## EXTRACTED ENTRIES
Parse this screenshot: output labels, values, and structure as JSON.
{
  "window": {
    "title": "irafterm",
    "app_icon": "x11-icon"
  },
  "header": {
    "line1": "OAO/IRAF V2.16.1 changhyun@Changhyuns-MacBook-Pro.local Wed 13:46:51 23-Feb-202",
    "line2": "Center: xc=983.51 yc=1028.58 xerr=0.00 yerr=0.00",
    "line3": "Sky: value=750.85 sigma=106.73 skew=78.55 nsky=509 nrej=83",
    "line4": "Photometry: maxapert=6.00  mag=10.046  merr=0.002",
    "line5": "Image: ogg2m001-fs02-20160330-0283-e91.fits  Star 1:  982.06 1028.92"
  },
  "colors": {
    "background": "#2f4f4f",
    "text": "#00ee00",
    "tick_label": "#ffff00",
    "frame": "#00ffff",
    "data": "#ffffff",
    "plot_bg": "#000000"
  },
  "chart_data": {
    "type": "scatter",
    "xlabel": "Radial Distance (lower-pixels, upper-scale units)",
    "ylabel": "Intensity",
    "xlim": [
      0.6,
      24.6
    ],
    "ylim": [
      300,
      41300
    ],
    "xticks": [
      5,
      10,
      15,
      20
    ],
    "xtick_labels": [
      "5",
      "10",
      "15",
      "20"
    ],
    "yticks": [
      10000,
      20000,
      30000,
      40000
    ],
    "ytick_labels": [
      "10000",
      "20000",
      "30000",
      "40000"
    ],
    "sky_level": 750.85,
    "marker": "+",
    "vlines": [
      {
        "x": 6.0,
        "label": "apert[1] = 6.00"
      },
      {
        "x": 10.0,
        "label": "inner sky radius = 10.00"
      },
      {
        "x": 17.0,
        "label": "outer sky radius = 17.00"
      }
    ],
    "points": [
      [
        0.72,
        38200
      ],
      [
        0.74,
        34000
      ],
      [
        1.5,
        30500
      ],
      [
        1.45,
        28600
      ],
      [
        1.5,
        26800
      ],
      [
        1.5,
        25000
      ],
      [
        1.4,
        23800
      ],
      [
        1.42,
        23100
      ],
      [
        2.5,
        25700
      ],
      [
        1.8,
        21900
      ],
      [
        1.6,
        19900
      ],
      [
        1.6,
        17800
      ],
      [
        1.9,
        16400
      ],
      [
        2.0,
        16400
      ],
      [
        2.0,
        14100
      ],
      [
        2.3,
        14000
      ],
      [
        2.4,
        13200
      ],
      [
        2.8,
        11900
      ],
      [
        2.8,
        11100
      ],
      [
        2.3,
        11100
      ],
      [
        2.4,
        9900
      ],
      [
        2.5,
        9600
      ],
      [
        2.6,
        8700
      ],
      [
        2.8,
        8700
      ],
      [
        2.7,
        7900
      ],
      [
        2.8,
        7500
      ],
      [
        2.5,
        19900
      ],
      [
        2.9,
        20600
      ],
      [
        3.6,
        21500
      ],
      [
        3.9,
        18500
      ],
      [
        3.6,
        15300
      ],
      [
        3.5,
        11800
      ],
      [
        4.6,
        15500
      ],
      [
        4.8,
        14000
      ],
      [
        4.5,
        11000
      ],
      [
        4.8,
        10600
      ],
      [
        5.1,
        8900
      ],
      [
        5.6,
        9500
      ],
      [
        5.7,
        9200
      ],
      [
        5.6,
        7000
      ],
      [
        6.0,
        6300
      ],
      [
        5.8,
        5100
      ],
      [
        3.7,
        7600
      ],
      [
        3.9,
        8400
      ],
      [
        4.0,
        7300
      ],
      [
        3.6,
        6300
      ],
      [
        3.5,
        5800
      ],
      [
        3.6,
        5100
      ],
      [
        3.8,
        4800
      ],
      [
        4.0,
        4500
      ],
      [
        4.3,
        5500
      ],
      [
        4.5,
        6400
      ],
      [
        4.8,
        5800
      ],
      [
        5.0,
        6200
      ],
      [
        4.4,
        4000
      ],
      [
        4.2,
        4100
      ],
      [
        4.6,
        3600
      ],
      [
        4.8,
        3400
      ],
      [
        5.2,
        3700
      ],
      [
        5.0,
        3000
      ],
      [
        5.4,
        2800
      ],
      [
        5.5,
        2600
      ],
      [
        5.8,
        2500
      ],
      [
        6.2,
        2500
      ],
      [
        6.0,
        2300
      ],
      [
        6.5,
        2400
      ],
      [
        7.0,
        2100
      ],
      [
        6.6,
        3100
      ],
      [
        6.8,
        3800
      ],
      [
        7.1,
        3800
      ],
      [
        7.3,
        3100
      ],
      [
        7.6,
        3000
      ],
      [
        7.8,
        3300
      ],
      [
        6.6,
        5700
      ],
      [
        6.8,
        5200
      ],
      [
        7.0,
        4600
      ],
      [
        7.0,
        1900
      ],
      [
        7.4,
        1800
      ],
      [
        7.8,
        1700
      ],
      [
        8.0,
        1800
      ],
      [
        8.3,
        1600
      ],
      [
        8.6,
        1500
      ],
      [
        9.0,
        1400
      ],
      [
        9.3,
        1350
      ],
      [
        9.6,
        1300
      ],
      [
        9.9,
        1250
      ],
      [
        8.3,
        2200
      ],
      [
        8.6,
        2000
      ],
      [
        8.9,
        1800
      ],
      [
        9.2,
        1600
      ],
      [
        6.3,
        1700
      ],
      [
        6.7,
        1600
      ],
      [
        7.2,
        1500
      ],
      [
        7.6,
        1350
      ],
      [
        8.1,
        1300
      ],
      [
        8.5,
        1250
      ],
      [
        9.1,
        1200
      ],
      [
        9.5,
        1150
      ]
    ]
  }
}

## AIM OF THE EXERCISE
Copy whichever lines in the listing above contain the word "radius".

## PROBLEM SOLUTION
        "label": "inner sky radius = 10.00"
        "label": "outer sky radius = 17.00"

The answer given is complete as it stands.